WHAT IS EXPECTED ::
Each record below should be repeated precisely as written.

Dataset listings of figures
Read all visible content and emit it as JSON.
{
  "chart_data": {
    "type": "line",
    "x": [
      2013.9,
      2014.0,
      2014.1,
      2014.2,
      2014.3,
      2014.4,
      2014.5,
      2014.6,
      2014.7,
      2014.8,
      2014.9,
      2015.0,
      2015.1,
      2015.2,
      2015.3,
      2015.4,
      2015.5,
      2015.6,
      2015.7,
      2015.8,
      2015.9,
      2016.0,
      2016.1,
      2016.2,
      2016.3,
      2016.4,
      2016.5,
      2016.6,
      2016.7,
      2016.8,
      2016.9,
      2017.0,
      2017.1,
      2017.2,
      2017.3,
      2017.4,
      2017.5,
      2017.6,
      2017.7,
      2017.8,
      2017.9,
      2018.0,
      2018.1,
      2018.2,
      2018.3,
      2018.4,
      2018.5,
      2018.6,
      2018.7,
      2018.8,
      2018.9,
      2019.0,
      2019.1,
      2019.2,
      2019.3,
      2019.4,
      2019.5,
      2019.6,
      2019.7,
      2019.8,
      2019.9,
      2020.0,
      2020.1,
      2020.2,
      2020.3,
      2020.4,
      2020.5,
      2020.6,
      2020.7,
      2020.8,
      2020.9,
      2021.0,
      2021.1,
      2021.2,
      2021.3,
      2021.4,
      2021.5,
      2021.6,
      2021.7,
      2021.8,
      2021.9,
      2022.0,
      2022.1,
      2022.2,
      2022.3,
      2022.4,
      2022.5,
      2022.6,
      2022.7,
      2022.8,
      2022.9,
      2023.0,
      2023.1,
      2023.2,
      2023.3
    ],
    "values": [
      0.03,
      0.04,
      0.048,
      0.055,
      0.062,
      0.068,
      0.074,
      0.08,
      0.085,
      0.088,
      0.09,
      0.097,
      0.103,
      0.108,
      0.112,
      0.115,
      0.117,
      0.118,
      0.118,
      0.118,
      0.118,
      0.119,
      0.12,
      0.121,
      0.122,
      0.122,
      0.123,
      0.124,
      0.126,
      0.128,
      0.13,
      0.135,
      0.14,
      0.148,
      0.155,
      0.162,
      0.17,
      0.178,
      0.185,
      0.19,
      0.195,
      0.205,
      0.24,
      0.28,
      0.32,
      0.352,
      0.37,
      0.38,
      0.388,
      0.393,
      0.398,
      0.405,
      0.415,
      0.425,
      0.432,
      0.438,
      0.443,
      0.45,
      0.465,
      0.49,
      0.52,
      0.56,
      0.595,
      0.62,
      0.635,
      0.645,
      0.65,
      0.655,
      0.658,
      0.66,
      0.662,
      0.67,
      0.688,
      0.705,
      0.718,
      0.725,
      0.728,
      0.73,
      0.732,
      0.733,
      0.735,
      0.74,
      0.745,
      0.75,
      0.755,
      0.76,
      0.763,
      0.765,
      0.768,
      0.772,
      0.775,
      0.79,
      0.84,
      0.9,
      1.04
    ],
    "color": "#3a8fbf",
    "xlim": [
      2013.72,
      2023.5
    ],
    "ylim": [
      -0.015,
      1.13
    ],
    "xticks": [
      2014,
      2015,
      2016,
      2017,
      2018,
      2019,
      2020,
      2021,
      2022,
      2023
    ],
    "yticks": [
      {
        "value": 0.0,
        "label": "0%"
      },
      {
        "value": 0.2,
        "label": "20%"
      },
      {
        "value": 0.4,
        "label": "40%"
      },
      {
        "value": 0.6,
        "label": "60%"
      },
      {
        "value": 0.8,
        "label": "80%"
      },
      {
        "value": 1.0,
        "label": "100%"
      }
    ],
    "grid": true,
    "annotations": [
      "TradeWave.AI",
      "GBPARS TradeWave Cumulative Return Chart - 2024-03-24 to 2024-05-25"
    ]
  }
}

OUTPUT ::
Read all visible content and emit it as JSON.
{
  "chart_data": {
    "type": "line",
    "x": [
      2013.9,
      2014.0,
      2014.1,
      2014.2,
      2014.3,
      2014.4,
      2014.5,
      2014.6,
      2014.7,
      2014.8,
      2014.9,
      2015.0,
      2015.1,
      2015.2,
      2015.3,
      2015.4,
      2015.5,
      2015.6,
      2015.7,
      2015.8,
      2015.9,
      2016.0,
      2016.1,
      2016.2,
      2016.3,
      2016.4,
      2016.5,
      2016.6,
      2016.7,
      2016.8,
      2016.9,
      2017.0,
      2017.1,
      2017.2,
      2017.3,
      2017.4,
      2017.5,
      2017.6,
      2017.7,
      2017.8,
      2017.9,
      2018.0,
      2018.1,
      2018.2,
      2018.3,
      2018.4,
      2018.5,
      2018.6,
      2018.7,
      2018.8,
      2018.9,
      2019.0,
      2019.1,
      2019.2,
      2019.3,
      2019.4,
      2019.5,
      2019.6,
      2019.7,
      2019.8,
      2019.9,
      2020.0,
      2020.1,
      2020.2,
      2020.3,
      2020.4,
      2020.5,
      2020.6,
      2020.7,
      2020.8,
      2020.9,
      2021.0,
      2021.1,
      2021.2,
      2021.3,
      2021.4,
      2021.5,
      2021.6,
      2021.7,
      2021.8,
      2021.9,
      2022.0,
      2022.1,
      2022.2,
      2022.3,
      2022.4,
      2022.5,
      2022.6,
      2022.7,
      2022.8,
      2022.9,
      2023.0,
      2023.1,
      2023.2,
      2023.3
    ],
    "values": [
      0.03,
      0.04,
      0.048,
      0.055,
      0.062,
      0.068,
      0.074,
      0.08,
      0.085,
      0.088,
      0.09,
      0.097,
      0.103,
      0.108,
      0.112,
      0.115,
      0.117,
      0.118,
      0.118,
      0.118,
      0.118,
      0.119,
      0.12,
      0.121,
      0.122,
      0.122,
      0.123,
      0.124,
      0.126,
      0.128,
      0.13,
      0.135,
      0.14,
      0.148,
      0.155,
      0.162,
      0.17,
      0.178,
      0.185,
      0.19,
      0.195,
      0.205,
      0.24,
      0.28,
      0.32,
      0.352,
      0.37,
      0.38,
      0.388,
      0.393,
      0.398,
      0.405,
      0.415,
      0.425,
      0.432,
      0.438,
      0.443,
      0.45,
      0.465,
      0.49,
      0.52,
      0.56,
      0.595,
      0.62,
      0.635,
      0.645,
      0.65,
      0.655,
      0.658,
      0.66,
      0.662,
      0.67,
      0.688,
      0.705,
      0.718,
      0.725,
      0.728,
      0.73,
      0.732,
      0.733,
      0.735,
      0.74,
      0.745,
      0.75,
      0.755,
      0.76,
      0.763,
      0.765,
      0.768,
      0.772,
      0.775,
      0.79,
      0.84,
      0.9,
      1.04
    ],
    "color": "#3a8fbf",
    "xlim": [
      2013.72,
      2023.5
    ],
    "ylim": [
      -0.015,
      1.13
    ],
    "xticks": [
      2014,
      2015,
      2016,
      2017,
      2018,
      2019,
      2020,
      2021,
      2022,
      2023
    ],
    "yticks": [
      {
        "value": 0.0,
        "label": "0%"
      },
      {
        "value": 0.2,
        "label": "20%"
      },
      {
        "value": 0.4,
        "label": "40%"
      },
      {
        "value": 0.6,
        "label": "60%"
      },
      {
        "value": 0.8,
        "label": "80%"
      },
      {
        "value": 1.0,
        "label": "100%"
      }
    ],
    "grid": true,
    "annotations": [
      "TradeWave.AI",
      "GBPARS TradeWave Cumulative Return Chart - 2024-03-24 to 2024-05-25"
    ]
  }
}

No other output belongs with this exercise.